Aim of the task → Copy out all the records exactly.

Task inputs →
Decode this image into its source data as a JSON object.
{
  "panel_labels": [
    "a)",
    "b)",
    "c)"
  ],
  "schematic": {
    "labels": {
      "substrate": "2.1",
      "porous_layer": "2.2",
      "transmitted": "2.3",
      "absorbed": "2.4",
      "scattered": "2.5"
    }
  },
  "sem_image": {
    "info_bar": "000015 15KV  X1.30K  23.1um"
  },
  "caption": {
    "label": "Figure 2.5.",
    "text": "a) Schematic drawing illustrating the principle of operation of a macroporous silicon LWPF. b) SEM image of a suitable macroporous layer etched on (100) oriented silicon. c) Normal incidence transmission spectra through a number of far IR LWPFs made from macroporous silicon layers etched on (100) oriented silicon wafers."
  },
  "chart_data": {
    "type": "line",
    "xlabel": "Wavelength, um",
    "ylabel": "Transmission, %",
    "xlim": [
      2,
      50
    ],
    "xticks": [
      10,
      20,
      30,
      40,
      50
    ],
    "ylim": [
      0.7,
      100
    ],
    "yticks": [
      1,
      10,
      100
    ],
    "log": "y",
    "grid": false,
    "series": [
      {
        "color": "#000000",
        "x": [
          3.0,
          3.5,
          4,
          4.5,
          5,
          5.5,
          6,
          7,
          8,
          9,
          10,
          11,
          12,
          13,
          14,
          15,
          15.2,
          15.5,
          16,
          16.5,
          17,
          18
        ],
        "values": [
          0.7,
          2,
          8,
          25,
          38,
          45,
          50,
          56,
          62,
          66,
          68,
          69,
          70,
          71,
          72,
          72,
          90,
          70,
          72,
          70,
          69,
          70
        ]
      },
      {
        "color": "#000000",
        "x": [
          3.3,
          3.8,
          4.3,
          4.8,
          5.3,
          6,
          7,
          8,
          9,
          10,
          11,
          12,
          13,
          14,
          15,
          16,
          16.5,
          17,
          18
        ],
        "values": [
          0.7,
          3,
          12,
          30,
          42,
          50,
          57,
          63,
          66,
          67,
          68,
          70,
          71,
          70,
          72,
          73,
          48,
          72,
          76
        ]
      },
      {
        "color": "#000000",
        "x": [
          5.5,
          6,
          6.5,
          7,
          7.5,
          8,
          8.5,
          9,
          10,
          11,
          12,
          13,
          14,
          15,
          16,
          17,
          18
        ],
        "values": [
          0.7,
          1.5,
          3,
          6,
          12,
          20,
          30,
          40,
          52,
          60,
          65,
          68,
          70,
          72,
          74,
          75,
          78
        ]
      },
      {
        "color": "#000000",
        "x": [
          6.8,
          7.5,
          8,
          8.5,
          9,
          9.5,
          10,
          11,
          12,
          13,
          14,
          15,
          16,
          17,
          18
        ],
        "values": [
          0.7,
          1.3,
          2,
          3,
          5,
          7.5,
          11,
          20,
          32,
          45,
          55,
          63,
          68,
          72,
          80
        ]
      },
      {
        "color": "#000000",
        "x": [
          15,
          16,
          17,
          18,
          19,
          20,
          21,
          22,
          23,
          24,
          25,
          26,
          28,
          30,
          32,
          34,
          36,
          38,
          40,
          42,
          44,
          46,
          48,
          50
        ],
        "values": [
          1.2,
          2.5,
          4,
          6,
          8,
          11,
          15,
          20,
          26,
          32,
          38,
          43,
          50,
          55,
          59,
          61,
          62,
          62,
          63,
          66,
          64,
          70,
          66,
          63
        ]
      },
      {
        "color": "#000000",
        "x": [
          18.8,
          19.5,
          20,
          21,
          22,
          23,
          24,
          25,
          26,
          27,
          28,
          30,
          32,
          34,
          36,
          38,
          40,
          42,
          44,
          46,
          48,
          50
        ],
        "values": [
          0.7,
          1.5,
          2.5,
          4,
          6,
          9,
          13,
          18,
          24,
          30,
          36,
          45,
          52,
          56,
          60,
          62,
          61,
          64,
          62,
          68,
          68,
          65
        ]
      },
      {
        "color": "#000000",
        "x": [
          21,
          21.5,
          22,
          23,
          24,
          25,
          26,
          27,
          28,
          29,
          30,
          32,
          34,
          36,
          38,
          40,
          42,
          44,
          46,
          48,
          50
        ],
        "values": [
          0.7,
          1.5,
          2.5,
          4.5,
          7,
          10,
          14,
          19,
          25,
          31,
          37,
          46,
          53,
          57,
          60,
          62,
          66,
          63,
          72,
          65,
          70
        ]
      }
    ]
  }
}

Full answer →
Decode this image into its source data as a JSON object.
{
  "panel_labels": [
    "a)",
    "b)",
    "c)"
  ],
  "schematic": {
    "labels": {
      "substrate": "2.1",
      "porous_layer": "2.2",
      "transmitted": "2.3",
      "absorbed": "2.4",
      "scattered": "2.5"
    }
  },
  "sem_image": {
    "info_bar": "000015 15KV  X1.30K  23.1um"
  },
  "caption": {
    "label": "Figure 2.5.",
    "text": "a) Schematic drawing illustrating the principle of operation of a macroporous silicon LWPF. b) SEM image of a suitable macroporous layer etched on (100) oriented silicon. c) Normal incidence transmission spectra through a number of far IR LWPFs made from macroporous silicon layers etched on (100) oriented silicon wafers."
  },
  "chart_data": {
    "type": "line",
    "xlabel": "Wavelength, um",
    "ylabel": "Transmission, %",
    "xlim": [
      2,
      50
    ],
    "xticks": [
      10,
      20,
      30,
      40,
      50
    ],
    "ylim": [
      0.7,
      100
    ],
    "yticks": [
      1,
      10,
      100
    ],
    "log": "y",
    "grid": false,
    "series": [
      {
        "color": "#000000",
        "x": [
          3.0,
          3.5,
          4,
          4.5,
          5,
          5.5,
          6,
          7,
          8,
          9,
          10,
          11,
          12,
          13,
          14,
          15,
          15.2,
          15.5,
          16,
          16.5,
          17,
          18
        ],
        "values": [
          0.7,
          2,
          8,
          25,
          38,
          45,
          50,
          56,
          62,
          66,
          68,
          69,
          70,
          71,
          72,
          72,
          90,
          70,
          72,
          70,
          69,
          70
        ]
      },
      {
        "color": "#000000",
        "x": [
          3.3,
          3.8,
          4.3,
          4.8,
          5.3,
          6,
          7,
          8,
          9,
          10,
          11,
          12,
          13,
          14,
          15,
          16,
          16.5,
          17,
          18
        ],
        "values": [
          0.7,
          3,
          12,
          30,
          42,
          50,
          57,
          63,
          66,
          67,
          68,
          70,
          71,
          70,
          72,
          73,
          48,
          72,
          76
        ]
      },
      {
        "color": "#000000",
        "x": [
          5.5,
          6,
          6.5,
          7,
          7.5,
          8,
          8.5,
          9,
          10,
          11,
          12,
          13,
          14,
          15,
          16,
          17,
          18
        ],
        "values": [
          0.7,
          1.5,
          3,
          6,
          12,
          20,
          30,
          40,
          52,
          60,
          65,
          68,
          70,
          72,
          74,
          75,
          78
        ]
      },
      {
        "color": "#000000",
        "x": [
          6.8,
          7.5,
          8,
          8.5,
          9,
          9.5,
          10,
          11,
          12,
          13,
          14,
          15,
          16,
          17,
          18
        ],
        "values": [
          0.7,
          1.3,
          2,
          3,
          5,
          7.5,
          11,
          20,
          32,
          45,
          55,
          63,
          68,
          72,
          80
        ]
      },
      {
        "color": "#000000",
        "x": [
          15,
          16,
          17,
          18,
          19,
          20,
          21,
          22,
          23,
          24,
          25,
          26,
          28,
          30,
          32,
          34,
          36,
          38,
          40,
          42,
          44,
          46,
          48,
          50
        ],
        "values": [
          1.2,
          2.5,
          4,
          6,
          8,
          11,
          15,
          20,
          26,
          32,
          38,
          43,
          50,
          55,
          59,
          61,
          62,
          62,
          63,
          66,
          64,
          70,
          66,
          63
        ]
      },
      {
        "color": "#000000",
        "x": [
          18.8,
          19.5,
          20,
          21,
          22,
          23,
          24,
          25,
          26,
          27,
          28,
          30,
          32,
          34,
          36,
          38,
          40,
          42,
          44,
          46,
          48,
          50
        ],
        "values": [
          0.7,
          1.5,
          2.5,
          4,
          6,
          9,
          13,
          18,
          24,
          30,
          36,
          45,
          52,
          56,
          60,
          62,
          61,
          64,
          62,
          68,
          68,
          65
        ]
      },
      {
        "color": "#000000",
        "x": [
          21,
          21.5,
          22,
          23,
          24,
          25,
          26,
          27,
          28,
          29,
          30,
          32,
          34,
          36,
          38,
          40,
          42,
          44,
          46,
          48,
          50
        ],
        "values": [
          0.7,
          1.5,
          2.5,
          4.5,
          7,
          10,
          14,
          19,
          25,
          31,
          37,
          46,
          53,
          57,
          60,
          62,
          66,
          63,
          72,
          65,
          70
        ]
      }
    ]
  }
}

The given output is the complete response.